** begin Records for the exercise **
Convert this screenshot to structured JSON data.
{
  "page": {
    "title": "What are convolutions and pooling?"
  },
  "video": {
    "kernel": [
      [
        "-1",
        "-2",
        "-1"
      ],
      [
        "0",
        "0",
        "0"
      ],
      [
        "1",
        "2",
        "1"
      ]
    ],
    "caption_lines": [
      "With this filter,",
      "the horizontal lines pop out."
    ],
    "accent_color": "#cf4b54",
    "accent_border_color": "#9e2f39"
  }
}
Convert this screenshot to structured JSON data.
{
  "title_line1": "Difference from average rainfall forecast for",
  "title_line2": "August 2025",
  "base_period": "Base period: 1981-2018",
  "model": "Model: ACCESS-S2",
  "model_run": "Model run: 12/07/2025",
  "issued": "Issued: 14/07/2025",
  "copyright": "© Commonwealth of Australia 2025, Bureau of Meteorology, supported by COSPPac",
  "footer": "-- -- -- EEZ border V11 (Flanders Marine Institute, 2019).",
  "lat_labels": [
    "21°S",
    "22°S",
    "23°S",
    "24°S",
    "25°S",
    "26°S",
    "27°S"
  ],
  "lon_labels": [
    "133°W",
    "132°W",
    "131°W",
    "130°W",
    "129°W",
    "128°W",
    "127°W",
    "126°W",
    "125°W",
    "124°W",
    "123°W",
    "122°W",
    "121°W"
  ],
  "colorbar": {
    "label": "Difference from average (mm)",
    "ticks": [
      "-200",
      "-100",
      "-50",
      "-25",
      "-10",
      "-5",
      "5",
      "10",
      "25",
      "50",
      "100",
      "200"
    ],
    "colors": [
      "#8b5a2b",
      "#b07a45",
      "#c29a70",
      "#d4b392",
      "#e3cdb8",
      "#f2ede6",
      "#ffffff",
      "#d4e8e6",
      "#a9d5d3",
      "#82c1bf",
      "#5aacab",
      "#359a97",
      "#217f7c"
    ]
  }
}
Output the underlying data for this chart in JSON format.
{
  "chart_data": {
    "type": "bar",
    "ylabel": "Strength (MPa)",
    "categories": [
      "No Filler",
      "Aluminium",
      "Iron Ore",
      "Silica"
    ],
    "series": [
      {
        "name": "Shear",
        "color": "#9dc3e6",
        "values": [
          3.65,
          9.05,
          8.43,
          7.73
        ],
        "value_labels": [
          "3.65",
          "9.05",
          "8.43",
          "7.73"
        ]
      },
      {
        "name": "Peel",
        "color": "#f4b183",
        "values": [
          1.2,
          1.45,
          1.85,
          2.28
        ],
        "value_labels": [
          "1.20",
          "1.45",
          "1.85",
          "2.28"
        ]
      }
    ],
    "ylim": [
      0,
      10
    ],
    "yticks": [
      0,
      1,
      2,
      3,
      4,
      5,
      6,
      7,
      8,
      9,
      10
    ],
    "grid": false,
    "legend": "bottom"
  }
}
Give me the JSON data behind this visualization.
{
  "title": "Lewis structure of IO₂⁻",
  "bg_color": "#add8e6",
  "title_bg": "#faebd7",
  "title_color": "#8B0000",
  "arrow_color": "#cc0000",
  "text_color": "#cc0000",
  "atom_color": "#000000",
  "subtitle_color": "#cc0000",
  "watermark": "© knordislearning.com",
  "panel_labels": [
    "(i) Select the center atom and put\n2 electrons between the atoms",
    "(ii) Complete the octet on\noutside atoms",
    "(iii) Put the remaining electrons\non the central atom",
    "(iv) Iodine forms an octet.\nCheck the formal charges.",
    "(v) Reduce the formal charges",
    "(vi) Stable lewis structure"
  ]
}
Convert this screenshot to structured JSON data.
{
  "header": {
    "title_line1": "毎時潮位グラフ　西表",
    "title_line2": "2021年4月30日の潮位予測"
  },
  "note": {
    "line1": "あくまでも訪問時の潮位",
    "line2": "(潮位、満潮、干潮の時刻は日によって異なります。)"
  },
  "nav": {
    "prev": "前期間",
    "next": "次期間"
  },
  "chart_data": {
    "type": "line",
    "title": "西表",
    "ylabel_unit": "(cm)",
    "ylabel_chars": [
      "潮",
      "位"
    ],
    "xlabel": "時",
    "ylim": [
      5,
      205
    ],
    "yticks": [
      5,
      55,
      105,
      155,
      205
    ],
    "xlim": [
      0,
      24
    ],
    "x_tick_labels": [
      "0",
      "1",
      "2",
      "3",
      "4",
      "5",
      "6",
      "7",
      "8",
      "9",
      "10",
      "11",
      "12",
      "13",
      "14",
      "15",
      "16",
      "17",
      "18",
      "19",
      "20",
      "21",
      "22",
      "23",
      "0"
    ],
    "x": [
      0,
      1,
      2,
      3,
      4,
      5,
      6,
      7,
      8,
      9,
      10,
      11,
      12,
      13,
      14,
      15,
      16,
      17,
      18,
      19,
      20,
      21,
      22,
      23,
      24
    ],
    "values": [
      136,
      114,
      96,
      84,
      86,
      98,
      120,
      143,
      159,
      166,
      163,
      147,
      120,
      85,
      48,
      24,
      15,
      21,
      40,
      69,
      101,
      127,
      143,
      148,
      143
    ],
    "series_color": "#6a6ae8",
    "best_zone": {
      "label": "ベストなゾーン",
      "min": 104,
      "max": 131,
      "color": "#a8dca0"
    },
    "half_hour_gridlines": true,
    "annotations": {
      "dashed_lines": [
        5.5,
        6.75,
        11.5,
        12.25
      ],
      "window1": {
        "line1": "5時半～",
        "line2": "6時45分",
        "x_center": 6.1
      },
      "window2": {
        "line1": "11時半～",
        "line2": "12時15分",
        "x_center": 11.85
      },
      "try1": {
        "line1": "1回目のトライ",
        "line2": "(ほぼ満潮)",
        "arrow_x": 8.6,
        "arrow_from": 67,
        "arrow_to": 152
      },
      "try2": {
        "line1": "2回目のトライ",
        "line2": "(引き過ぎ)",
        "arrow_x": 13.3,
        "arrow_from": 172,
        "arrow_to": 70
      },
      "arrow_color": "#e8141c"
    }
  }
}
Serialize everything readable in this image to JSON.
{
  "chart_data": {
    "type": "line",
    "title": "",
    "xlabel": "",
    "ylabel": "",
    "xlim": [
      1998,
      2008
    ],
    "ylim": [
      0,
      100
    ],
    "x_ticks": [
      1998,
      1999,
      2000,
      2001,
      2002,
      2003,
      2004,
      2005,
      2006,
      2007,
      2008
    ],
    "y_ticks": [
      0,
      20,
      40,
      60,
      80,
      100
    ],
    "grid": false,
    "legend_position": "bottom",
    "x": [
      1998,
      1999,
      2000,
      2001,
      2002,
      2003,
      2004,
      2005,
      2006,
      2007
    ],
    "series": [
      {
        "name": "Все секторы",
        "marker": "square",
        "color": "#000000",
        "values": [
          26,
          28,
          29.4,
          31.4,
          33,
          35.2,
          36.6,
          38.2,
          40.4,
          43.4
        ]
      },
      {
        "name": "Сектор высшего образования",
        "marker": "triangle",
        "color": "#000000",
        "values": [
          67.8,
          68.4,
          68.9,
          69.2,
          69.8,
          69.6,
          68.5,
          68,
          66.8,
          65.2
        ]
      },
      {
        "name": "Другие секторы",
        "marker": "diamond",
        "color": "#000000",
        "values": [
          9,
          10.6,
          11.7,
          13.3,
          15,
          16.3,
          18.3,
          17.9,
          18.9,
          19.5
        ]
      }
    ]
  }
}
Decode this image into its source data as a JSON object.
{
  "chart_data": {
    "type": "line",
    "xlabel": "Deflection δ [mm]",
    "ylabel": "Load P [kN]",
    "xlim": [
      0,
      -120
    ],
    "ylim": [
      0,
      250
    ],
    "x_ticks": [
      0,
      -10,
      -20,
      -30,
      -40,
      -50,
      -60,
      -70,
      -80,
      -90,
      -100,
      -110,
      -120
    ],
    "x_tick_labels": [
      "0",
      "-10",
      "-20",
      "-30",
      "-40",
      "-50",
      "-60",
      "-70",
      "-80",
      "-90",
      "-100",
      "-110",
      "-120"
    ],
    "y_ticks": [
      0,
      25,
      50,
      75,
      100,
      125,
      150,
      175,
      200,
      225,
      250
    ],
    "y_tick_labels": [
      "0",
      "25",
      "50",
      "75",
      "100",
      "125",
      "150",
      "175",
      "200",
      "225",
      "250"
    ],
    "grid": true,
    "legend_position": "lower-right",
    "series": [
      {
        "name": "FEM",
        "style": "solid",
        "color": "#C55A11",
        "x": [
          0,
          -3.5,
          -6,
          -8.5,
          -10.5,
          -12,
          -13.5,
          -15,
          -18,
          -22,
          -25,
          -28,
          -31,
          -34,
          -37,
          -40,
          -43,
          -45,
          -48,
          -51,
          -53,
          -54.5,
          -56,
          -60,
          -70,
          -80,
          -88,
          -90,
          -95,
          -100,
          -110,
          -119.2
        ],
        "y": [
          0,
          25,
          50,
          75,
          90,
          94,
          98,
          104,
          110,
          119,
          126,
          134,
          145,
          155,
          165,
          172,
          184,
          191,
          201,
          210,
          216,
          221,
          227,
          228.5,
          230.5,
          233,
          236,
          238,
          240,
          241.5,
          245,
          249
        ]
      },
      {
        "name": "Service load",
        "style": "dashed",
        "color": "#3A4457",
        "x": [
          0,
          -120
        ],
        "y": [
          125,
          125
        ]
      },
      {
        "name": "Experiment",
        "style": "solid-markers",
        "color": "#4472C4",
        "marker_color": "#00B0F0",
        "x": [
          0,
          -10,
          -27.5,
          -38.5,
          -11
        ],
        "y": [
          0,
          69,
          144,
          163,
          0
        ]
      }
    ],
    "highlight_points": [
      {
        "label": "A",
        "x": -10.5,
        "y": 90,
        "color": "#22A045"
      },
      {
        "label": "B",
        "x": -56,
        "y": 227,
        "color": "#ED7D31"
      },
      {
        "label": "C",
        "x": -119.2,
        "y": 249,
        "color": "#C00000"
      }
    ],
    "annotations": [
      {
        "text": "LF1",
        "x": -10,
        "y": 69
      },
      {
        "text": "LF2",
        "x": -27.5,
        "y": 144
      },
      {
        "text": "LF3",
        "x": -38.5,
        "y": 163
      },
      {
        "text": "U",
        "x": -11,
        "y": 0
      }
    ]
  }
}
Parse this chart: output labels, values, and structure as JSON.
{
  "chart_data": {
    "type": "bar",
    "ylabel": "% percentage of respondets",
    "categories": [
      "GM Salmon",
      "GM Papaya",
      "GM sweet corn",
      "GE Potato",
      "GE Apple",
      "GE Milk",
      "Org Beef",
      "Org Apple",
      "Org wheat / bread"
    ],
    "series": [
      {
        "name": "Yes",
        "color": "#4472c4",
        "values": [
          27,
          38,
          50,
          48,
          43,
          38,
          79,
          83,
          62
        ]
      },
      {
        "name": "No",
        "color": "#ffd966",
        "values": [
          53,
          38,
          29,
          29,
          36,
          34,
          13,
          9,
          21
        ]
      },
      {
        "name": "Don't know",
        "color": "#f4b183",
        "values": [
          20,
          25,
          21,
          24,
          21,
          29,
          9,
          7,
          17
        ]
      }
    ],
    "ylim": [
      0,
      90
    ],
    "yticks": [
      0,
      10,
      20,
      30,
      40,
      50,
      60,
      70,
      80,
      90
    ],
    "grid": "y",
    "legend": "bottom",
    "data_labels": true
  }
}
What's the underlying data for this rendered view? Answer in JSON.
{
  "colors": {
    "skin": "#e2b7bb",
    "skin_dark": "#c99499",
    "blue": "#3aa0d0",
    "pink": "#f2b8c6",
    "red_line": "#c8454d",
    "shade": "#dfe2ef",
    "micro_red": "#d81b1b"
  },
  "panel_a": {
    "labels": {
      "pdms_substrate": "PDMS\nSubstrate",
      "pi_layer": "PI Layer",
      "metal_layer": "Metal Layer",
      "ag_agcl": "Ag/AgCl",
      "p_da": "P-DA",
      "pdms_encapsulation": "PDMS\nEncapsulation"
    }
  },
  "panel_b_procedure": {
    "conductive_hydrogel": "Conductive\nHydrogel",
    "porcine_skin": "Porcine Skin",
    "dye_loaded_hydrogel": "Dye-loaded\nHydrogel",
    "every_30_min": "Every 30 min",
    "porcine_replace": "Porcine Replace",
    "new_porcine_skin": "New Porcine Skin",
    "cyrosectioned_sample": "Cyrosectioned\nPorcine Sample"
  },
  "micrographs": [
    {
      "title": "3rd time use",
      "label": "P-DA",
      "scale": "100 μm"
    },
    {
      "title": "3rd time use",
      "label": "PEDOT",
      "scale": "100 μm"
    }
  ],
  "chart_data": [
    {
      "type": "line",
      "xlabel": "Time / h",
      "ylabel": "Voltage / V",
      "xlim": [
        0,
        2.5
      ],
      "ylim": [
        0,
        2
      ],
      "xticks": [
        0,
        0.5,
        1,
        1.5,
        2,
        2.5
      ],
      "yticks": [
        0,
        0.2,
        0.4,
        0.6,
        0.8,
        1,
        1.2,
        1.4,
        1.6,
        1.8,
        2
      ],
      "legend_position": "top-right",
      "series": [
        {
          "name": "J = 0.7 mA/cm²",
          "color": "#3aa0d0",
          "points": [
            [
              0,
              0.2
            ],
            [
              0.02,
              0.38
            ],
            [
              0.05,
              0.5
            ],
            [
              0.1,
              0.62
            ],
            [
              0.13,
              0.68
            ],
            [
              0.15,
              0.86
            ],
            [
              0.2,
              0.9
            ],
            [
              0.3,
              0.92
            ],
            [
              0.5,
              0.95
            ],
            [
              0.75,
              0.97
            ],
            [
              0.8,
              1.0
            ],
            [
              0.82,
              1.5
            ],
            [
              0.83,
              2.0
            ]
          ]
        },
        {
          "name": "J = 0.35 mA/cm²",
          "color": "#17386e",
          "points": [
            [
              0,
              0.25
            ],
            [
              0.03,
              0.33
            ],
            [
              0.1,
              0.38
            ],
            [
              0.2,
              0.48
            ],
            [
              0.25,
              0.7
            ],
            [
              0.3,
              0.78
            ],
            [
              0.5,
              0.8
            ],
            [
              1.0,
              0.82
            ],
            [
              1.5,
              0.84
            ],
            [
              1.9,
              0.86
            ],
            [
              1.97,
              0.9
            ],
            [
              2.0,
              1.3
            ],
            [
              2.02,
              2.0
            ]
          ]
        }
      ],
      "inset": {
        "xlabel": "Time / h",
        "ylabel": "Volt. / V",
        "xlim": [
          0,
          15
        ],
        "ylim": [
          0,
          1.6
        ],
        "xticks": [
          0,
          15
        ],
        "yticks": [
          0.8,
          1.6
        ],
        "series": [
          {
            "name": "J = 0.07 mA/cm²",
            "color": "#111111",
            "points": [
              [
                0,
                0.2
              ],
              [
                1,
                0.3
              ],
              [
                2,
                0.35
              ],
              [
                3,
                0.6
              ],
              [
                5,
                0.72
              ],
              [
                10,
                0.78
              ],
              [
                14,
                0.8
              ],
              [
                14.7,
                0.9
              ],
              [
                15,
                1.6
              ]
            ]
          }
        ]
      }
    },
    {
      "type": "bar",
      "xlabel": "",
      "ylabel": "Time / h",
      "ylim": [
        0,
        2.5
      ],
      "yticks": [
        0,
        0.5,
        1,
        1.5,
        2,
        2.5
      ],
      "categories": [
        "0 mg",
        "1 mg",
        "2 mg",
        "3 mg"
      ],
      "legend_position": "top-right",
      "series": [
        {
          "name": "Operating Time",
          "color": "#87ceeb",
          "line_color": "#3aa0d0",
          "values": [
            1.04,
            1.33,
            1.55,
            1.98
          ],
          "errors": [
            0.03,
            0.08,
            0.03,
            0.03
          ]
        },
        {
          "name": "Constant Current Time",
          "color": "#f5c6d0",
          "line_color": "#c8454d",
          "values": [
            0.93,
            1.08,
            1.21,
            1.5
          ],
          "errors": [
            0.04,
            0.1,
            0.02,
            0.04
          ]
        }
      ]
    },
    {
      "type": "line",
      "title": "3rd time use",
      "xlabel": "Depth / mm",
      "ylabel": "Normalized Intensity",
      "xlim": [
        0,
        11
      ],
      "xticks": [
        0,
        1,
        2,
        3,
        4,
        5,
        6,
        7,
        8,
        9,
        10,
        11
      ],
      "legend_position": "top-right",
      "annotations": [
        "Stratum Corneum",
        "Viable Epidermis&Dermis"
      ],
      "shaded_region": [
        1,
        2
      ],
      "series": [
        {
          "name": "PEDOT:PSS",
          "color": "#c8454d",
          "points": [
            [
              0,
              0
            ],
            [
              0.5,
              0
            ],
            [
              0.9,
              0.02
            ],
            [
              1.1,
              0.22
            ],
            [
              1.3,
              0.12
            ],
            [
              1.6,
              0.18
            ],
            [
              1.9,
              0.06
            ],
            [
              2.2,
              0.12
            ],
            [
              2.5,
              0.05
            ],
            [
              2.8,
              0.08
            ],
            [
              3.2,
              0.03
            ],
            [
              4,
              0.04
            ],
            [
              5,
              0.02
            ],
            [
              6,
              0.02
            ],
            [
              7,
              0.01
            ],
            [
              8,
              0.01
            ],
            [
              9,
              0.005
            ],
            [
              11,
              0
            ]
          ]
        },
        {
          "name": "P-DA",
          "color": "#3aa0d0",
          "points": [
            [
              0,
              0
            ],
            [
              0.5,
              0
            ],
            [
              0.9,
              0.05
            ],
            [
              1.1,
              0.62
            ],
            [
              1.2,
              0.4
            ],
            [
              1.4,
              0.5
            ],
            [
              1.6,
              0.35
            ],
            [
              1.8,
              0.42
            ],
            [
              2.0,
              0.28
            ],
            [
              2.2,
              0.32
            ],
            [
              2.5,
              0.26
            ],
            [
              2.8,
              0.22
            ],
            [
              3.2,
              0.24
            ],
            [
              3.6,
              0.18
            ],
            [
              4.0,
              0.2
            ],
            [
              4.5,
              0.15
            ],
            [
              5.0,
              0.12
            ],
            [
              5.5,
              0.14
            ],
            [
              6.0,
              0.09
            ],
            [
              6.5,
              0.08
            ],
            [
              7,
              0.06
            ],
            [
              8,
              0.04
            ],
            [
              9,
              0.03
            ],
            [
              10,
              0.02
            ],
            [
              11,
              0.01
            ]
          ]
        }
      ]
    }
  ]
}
** end Records for the exercise **
§ Task goal
Pull every line containing "charges" from the data.

§ Exercise answer
    "(iv) Iodine forms an octet.\nCheck the formal charges.",
    "(v) Reduce the formal charges",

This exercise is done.